— begin Input rows —
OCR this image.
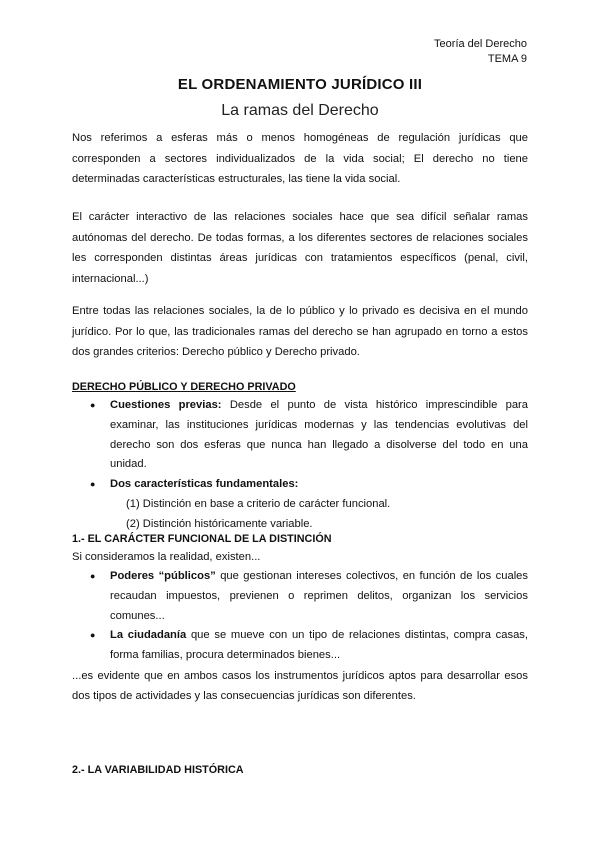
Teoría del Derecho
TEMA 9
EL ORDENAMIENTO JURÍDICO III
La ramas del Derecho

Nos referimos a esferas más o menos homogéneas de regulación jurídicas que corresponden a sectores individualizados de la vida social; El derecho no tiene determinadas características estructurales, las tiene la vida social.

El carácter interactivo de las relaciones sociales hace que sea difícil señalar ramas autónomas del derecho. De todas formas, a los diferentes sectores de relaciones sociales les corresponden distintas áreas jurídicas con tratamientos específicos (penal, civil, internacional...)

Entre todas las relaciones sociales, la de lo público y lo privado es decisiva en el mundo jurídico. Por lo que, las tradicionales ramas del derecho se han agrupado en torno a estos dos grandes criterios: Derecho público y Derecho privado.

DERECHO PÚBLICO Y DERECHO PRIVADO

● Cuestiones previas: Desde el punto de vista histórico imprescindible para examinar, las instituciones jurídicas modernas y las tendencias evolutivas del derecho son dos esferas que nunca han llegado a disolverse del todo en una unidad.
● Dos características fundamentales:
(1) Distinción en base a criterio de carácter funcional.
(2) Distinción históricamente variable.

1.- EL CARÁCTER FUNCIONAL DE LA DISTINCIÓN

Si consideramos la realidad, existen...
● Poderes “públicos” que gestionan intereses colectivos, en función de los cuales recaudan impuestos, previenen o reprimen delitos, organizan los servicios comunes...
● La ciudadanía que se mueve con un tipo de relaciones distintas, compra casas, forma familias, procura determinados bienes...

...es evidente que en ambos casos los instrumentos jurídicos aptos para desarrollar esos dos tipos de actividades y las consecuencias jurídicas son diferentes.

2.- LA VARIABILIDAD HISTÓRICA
— end Input rows —
— begin Input rows —
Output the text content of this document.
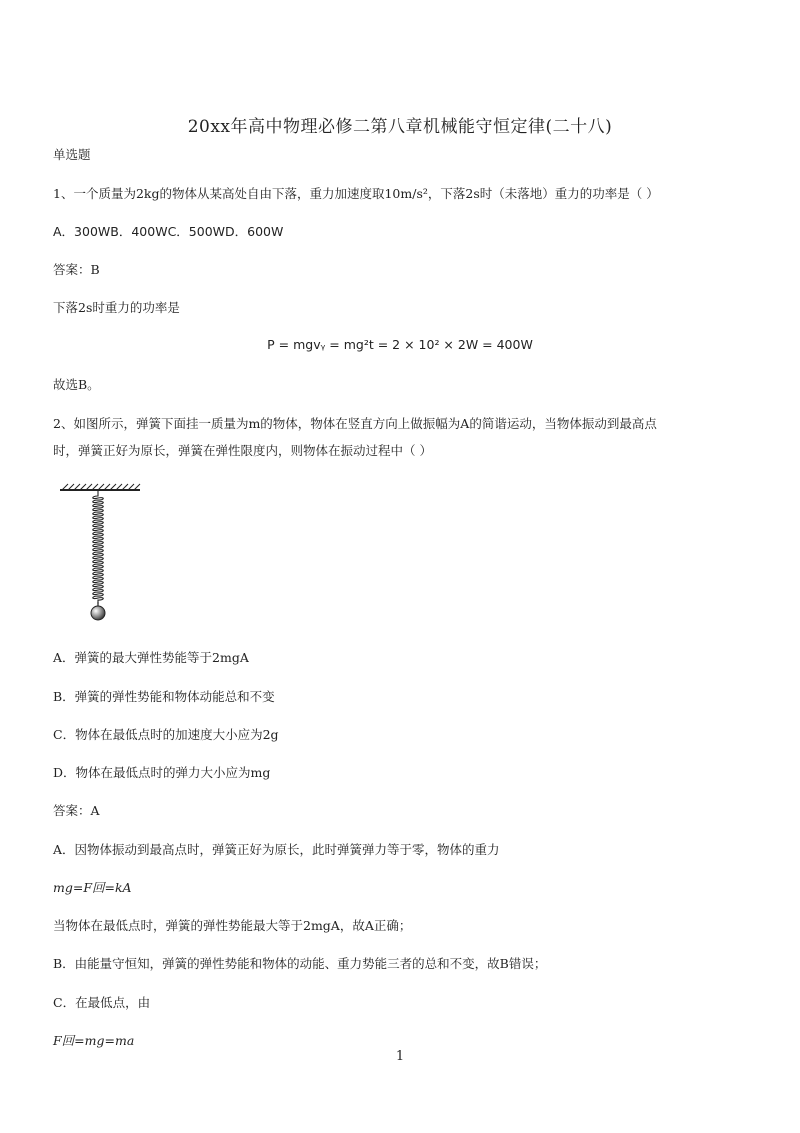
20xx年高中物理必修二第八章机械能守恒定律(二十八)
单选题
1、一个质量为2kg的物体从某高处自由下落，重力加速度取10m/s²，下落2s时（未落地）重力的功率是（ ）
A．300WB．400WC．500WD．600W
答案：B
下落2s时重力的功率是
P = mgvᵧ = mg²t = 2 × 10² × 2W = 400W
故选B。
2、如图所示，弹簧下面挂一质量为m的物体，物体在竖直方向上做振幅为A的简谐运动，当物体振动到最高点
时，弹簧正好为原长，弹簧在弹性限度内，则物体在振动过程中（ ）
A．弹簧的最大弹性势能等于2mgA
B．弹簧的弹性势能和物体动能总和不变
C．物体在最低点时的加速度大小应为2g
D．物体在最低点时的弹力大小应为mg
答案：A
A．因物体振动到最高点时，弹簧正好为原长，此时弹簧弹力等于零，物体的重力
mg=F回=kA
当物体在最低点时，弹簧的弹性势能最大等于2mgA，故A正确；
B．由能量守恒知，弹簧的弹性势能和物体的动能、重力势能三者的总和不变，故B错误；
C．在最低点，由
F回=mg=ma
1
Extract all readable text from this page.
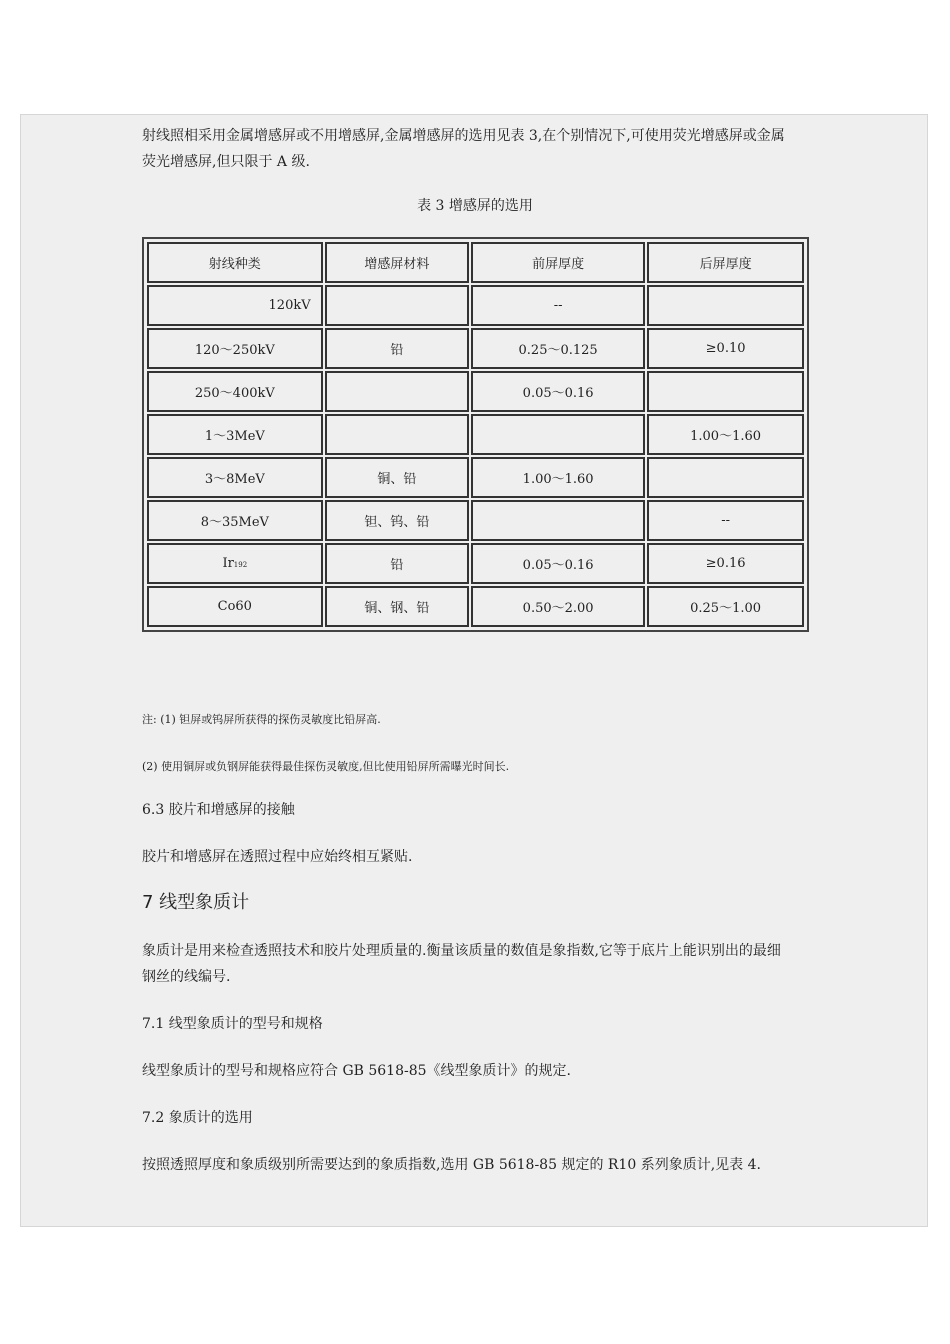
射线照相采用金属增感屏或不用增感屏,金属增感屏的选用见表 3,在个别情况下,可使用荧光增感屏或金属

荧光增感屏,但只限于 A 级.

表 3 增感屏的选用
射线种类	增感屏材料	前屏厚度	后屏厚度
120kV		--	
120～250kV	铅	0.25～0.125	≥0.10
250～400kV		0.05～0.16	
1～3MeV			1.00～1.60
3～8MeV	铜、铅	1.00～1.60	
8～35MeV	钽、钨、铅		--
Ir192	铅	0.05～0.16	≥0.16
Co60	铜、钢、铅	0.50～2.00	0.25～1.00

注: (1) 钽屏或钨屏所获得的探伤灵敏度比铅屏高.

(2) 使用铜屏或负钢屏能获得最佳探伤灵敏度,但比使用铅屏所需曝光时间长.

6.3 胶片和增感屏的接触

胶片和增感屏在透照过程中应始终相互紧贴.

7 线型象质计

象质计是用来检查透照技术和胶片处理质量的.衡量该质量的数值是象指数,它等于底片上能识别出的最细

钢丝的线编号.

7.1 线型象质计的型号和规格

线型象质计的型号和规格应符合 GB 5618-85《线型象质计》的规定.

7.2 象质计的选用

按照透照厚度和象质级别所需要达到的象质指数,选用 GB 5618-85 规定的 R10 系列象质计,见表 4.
— end Input rows —
_Description of the task_
Search the data above for lines holding "características" and copy each of them.

_Solution to the problem_
Nos referimos a esferas más o menos homogéneas de regulación jurídicas que corresponden a sectores individualizados de la vida social; El derecho no tiene determinadas características estructurales, las tiene la vida social.
● Dos características fundamentales:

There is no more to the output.